• [What you should do] Everything in the listing should be restated word for word.

• [Data section]

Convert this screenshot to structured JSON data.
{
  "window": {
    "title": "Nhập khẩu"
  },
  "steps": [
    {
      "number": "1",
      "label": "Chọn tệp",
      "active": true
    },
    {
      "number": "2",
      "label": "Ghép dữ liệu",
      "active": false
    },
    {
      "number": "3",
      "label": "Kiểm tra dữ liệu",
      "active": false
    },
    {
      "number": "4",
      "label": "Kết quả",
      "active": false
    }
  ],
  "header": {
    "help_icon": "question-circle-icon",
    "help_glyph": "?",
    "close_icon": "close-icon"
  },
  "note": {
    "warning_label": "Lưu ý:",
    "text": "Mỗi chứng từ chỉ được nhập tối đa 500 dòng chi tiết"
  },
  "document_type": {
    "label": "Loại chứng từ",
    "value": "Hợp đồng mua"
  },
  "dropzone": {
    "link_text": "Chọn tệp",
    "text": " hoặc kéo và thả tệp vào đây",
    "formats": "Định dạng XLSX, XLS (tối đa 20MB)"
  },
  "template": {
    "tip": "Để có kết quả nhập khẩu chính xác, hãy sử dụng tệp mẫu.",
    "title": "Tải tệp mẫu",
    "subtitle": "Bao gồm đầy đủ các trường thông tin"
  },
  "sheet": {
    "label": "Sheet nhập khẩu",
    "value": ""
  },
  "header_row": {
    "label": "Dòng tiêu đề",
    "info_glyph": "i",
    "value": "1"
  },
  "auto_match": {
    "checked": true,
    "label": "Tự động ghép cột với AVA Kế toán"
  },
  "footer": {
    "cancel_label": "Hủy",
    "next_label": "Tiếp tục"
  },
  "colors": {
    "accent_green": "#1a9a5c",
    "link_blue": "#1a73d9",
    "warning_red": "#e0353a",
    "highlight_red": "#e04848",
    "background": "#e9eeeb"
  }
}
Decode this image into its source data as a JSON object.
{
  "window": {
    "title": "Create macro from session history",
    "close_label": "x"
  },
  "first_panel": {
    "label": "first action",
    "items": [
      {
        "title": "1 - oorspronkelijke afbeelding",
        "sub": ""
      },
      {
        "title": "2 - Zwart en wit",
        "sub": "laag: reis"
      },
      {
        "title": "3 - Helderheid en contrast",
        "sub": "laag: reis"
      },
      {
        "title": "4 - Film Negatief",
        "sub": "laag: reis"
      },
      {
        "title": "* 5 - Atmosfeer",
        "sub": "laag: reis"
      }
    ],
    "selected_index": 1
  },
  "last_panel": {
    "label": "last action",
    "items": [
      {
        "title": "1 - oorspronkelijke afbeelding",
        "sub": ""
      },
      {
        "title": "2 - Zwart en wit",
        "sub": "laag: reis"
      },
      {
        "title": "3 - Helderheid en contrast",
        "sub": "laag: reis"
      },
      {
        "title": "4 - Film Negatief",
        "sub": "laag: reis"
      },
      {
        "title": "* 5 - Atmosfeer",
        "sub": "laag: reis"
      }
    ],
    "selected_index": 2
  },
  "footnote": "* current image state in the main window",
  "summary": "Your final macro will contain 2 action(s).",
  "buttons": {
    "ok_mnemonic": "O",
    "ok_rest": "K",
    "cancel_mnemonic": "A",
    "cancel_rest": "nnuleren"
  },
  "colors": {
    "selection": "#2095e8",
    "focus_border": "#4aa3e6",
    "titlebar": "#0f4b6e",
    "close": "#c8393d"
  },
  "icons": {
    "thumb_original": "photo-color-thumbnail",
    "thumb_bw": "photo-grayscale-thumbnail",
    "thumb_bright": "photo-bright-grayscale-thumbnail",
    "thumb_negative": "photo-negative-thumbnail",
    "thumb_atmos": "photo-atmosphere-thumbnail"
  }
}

• [Expected answer]
Convert this screenshot to structured JSON data.
{
  "window": {
    "title": "Nhập khẩu"
  },
  "steps": [
    {
      "number": "1",
      "label": "Chọn tệp",
      "active": true
    },
    {
      "number": "2",
      "label": "Ghép dữ liệu",
      "active": false
    },
    {
      "number": "3",
      "label": "Kiểm tra dữ liệu",
      "active": false
    },
    {
      "number": "4",
      "label": "Kết quả",
      "active": false
    }
  ],
  "header": {
    "help_icon": "question-circle-icon",
    "help_glyph": "?",
    "close_icon": "close-icon"
  },
  "note": {
    "warning_label": "Lưu ý:",
    "text": "Mỗi chứng từ chỉ được nhập tối đa 500 dòng chi tiết"
  },
  "document_type": {
    "label": "Loại chứng từ",
    "value": "Hợp đồng mua"
  },
  "dropzone": {
    "link_text": "Chọn tệp",
    "text": " hoặc kéo và thả tệp vào đây",
    "formats": "Định dạng XLSX, XLS (tối đa 20MB)"
  },
  "template": {
    "tip": "Để có kết quả nhập khẩu chính xác, hãy sử dụng tệp mẫu.",
    "title": "Tải tệp mẫu",
    "subtitle": "Bao gồm đầy đủ các trường thông tin"
  },
  "sheet": {
    "label": "Sheet nhập khẩu",
    "value": ""
  },
  "header_row": {
    "label": "Dòng tiêu đề",
    "info_glyph": "i",
    "value": "1"
  },
  "auto_match": {
    "checked": true,
    "label": "Tự động ghép cột với AVA Kế toán"
  },
  "footer": {
    "cancel_label": "Hủy",
    "next_label": "Tiếp tục"
  },
  "colors": {
    "accent_green": "#1a9a5c",
    "link_blue": "#1a73d9",
    "warning_red": "#e0353a",
    "highlight_red": "#e04848",
    "background": "#e9eeeb"
  }
}
Decode this image into its source data as a JSON object.
{
  "window": {
    "title": "Create macro from session history",
    "close_label": "x"
  },
  "first_panel": {
    "label": "first action",
    "items": [
      {
        "title": "1 - oorspronkelijke afbeelding",
        "sub": ""
      },
      {
        "title": "2 - Zwart en wit",
        "sub": "laag: reis"
      },
      {
        "title": "3 - Helderheid en contrast",
        "sub": "laag: reis"
      },
      {
        "title": "4 - Film Negatief",
        "sub": "laag: reis"
      },
      {
        "title": "* 5 - Atmosfeer",
        "sub": "laag: reis"
      }
    ],
    "selected_index": 1
  },
  "last_panel": {
    "label": "last action",
    "items": [
      {
        "title": "1 - oorspronkelijke afbeelding",
        "sub": ""
      },
      {
        "title": "2 - Zwart en wit",
        "sub": "laag: reis"
      },
      {
        "title": "3 - Helderheid en contrast",
        "sub": "laag: reis"
      },
      {
        "title": "4 - Film Negatief",
        "sub": "laag: reis"
      },
      {
        "title": "* 5 - Atmosfeer",
        "sub": "laag: reis"
      }
    ],
    "selected_index": 2
  },
  "footnote": "* current image state in the main window",
  "summary": "Your final macro will contain 2 action(s).",
  "buttons": {
    "ok_mnemonic": "O",
    "ok_rest": "K",
    "cancel_mnemonic": "A",
    "cancel_rest": "nnuleren"
  },
  "colors": {
    "selection": "#2095e8",
    "focus_border": "#4aa3e6",
    "titlebar": "#0f4b6e",
    "close": "#c8393d"
  },
  "icons": {
    "thumb_original": "photo-color-thumbnail",
    "thumb_bw": "photo-grayscale-thumbnail",
    "thumb_bright": "photo-bright-grayscale-thumbnail",
    "thumb_negative": "photo-negative-thumbnail",
    "thumb_atmos": "photo-atmosphere-thumbnail"
  }
}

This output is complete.